▶ _EXERCISE DIRECTIONS_: Scan the records for the string "name"; copy each line where it occurs.

::::

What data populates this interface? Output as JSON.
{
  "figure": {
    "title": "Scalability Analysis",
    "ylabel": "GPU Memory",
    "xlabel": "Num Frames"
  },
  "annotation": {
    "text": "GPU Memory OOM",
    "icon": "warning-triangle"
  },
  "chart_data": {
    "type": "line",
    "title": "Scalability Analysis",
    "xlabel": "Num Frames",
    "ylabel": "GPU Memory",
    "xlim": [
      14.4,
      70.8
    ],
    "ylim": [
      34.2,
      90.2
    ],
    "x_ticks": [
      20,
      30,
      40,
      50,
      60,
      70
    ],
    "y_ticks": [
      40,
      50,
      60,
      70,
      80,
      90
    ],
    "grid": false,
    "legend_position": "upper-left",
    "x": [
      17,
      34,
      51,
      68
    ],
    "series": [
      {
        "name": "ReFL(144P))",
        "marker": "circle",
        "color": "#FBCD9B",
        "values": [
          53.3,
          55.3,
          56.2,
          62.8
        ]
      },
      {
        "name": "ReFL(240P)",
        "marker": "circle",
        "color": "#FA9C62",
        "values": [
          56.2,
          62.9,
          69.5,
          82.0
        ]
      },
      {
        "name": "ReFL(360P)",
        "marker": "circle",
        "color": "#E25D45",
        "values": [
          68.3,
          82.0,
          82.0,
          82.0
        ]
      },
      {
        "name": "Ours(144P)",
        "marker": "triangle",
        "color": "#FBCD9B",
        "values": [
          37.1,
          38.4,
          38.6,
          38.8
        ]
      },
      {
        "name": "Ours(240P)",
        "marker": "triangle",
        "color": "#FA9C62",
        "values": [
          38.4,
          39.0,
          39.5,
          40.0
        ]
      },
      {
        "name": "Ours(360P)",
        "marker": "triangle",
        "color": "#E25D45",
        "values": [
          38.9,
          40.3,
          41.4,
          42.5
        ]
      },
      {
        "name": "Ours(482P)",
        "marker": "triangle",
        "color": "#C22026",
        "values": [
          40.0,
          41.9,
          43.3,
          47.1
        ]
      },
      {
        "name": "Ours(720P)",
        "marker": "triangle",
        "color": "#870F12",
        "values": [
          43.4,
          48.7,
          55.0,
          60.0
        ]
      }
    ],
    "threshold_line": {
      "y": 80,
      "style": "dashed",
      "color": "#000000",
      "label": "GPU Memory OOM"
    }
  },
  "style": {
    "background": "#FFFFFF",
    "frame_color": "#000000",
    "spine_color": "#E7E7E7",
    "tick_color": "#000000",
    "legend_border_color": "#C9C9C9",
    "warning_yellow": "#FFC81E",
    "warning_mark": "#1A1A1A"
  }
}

::::

▶ _RESPONSE TO THIS EXERCISE_:
        "name": "ReFL(144P))",
        "name": "ReFL(240P)",
        "name": "ReFL(360P)",
        "name": "Ours(144P)",
        "name": "Ours(240P)",
        "name": "Ours(360P)",
        "name": "Ours(482P)",
        "name": "Ours(720P)",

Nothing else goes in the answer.